## THE RECORDS
>> Begin
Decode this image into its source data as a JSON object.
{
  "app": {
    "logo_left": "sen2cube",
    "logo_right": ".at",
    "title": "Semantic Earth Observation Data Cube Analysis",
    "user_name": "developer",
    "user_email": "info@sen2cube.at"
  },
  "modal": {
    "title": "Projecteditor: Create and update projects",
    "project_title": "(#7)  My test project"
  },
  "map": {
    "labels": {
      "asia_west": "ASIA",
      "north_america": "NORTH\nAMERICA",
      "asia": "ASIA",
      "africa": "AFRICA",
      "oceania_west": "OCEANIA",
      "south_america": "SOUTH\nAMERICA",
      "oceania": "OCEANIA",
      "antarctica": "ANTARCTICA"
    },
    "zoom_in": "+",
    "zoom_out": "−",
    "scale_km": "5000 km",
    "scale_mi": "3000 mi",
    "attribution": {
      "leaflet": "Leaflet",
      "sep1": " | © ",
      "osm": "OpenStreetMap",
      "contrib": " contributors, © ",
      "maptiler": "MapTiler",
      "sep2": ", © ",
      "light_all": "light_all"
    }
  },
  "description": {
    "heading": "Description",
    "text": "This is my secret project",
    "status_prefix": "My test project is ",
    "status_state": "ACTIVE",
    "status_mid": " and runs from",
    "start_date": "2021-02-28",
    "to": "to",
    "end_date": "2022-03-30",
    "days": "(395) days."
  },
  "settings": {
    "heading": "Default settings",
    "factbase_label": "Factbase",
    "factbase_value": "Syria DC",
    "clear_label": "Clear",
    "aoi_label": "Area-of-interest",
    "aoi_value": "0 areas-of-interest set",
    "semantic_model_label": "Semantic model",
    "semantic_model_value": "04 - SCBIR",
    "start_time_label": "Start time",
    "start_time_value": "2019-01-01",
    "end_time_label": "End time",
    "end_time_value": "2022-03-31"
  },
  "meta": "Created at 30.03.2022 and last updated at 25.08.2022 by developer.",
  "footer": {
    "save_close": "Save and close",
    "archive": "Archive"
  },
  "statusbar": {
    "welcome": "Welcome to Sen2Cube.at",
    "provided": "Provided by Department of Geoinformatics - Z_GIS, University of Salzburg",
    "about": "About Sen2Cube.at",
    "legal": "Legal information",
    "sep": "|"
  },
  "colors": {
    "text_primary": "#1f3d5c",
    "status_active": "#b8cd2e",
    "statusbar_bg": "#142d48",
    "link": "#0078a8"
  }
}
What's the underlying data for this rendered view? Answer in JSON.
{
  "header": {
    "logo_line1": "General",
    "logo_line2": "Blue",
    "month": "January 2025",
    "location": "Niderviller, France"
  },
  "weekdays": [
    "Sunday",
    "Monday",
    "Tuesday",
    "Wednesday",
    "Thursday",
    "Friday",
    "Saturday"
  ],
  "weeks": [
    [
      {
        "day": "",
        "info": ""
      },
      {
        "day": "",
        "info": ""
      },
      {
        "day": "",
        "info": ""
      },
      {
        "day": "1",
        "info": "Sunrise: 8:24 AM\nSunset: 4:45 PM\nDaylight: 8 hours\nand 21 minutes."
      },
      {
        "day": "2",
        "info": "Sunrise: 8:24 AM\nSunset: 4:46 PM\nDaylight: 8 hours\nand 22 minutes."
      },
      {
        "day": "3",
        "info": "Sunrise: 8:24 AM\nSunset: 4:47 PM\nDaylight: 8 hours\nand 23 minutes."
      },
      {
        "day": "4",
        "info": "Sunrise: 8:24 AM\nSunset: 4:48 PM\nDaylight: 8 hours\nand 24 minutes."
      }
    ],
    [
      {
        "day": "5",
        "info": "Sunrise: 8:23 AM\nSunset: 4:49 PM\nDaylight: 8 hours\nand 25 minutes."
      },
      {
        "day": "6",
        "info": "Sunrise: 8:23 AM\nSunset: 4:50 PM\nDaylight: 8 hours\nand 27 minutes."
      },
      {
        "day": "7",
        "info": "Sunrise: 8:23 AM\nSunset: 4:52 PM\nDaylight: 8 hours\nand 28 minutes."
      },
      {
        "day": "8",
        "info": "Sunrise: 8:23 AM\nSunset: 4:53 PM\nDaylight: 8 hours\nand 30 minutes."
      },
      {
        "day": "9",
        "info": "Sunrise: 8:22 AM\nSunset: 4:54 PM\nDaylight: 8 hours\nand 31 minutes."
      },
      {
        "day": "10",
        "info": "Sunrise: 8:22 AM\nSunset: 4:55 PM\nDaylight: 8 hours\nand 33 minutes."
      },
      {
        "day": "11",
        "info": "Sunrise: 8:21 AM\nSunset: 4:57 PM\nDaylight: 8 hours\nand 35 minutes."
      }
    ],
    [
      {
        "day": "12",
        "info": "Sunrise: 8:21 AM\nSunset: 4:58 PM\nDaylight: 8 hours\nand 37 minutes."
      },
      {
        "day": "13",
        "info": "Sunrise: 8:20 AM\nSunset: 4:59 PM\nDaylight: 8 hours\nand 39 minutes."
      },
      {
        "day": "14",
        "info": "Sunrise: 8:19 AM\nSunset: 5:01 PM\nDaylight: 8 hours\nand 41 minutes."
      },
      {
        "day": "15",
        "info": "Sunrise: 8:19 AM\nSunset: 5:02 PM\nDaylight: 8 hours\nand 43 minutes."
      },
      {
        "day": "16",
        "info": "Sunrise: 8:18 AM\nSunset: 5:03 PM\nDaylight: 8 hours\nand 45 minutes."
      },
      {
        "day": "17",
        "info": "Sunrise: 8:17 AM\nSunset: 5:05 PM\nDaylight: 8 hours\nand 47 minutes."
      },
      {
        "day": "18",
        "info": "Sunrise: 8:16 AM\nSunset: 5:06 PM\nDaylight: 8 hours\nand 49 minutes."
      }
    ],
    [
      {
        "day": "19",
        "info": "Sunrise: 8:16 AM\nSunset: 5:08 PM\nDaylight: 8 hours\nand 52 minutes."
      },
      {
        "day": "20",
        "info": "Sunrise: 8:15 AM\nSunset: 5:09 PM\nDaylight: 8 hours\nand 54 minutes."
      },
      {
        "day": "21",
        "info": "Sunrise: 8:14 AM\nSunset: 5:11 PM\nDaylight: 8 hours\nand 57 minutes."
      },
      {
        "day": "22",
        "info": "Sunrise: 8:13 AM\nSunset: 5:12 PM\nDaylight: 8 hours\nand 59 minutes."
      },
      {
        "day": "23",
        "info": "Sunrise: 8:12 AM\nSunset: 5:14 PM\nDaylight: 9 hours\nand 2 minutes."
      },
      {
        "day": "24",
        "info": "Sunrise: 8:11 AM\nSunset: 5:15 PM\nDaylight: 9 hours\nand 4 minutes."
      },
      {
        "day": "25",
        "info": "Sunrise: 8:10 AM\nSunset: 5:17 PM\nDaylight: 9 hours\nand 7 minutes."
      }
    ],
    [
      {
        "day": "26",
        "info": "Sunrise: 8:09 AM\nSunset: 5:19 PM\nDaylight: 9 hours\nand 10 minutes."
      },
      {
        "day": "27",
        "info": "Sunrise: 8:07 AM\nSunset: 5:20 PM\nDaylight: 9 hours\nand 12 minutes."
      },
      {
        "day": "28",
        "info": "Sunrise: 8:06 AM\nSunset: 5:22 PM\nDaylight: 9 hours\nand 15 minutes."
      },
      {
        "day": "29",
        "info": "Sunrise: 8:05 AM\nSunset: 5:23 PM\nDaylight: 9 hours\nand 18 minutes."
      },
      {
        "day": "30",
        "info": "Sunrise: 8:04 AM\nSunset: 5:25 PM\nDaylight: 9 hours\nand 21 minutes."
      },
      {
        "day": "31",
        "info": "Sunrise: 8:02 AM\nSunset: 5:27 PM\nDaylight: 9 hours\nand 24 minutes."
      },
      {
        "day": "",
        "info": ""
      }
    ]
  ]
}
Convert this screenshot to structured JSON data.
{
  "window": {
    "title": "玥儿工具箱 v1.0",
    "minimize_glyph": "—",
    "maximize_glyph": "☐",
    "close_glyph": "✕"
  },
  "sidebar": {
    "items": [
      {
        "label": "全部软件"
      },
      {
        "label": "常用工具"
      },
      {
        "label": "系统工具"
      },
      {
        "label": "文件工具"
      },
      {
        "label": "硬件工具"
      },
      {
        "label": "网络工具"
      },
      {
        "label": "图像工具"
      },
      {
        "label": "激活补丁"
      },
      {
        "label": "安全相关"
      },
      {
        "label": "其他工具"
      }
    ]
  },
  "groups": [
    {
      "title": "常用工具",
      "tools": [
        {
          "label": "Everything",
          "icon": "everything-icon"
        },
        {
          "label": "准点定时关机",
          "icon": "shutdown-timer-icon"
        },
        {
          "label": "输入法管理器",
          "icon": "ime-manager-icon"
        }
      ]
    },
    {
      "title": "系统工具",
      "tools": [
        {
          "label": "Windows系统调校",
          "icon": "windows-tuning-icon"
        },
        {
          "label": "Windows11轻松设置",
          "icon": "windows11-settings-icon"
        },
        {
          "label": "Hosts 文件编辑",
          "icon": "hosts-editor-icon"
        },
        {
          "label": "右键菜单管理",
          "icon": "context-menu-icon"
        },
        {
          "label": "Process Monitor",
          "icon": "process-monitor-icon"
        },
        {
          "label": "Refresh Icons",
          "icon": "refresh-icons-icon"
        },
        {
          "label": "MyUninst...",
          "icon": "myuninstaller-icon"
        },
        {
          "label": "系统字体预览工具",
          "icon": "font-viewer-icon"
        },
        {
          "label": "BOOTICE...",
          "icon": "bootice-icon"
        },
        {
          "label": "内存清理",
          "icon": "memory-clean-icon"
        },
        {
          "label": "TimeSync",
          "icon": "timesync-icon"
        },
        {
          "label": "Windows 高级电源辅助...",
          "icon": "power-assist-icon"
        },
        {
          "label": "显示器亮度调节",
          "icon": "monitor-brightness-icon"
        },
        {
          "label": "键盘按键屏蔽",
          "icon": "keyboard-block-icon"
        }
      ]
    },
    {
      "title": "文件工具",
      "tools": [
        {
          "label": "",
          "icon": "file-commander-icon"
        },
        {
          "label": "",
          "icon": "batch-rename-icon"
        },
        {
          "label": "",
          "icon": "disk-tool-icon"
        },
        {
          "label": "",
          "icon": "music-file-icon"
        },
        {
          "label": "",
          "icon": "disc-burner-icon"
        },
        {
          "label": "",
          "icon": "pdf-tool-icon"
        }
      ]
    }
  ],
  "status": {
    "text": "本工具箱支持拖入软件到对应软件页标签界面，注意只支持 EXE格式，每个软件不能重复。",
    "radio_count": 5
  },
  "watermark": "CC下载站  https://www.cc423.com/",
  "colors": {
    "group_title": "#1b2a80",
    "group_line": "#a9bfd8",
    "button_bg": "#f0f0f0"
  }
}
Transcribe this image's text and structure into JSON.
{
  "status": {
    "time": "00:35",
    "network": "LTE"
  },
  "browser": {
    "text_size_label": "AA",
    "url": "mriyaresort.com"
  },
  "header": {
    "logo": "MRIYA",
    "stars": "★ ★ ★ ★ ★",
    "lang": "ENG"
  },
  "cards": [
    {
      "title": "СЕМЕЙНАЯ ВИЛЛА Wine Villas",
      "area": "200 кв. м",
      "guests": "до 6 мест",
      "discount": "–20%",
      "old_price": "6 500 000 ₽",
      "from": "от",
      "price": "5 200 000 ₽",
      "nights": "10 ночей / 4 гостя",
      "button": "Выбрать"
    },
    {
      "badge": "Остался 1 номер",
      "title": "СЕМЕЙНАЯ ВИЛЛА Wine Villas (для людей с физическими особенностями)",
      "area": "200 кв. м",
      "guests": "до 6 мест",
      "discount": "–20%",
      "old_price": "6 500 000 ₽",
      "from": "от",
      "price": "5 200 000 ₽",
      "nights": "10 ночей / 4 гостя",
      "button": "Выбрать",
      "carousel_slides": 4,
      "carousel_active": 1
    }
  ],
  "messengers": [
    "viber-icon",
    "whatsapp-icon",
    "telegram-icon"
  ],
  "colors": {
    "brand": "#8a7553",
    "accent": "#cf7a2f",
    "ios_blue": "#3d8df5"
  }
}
>> End
## TASK
Consider the entries above and return each line with the string "into".

## SOLVED PROBLEM
Decode this image into its source data as a JSON object.
Transcribe this image's text and structure into JSON.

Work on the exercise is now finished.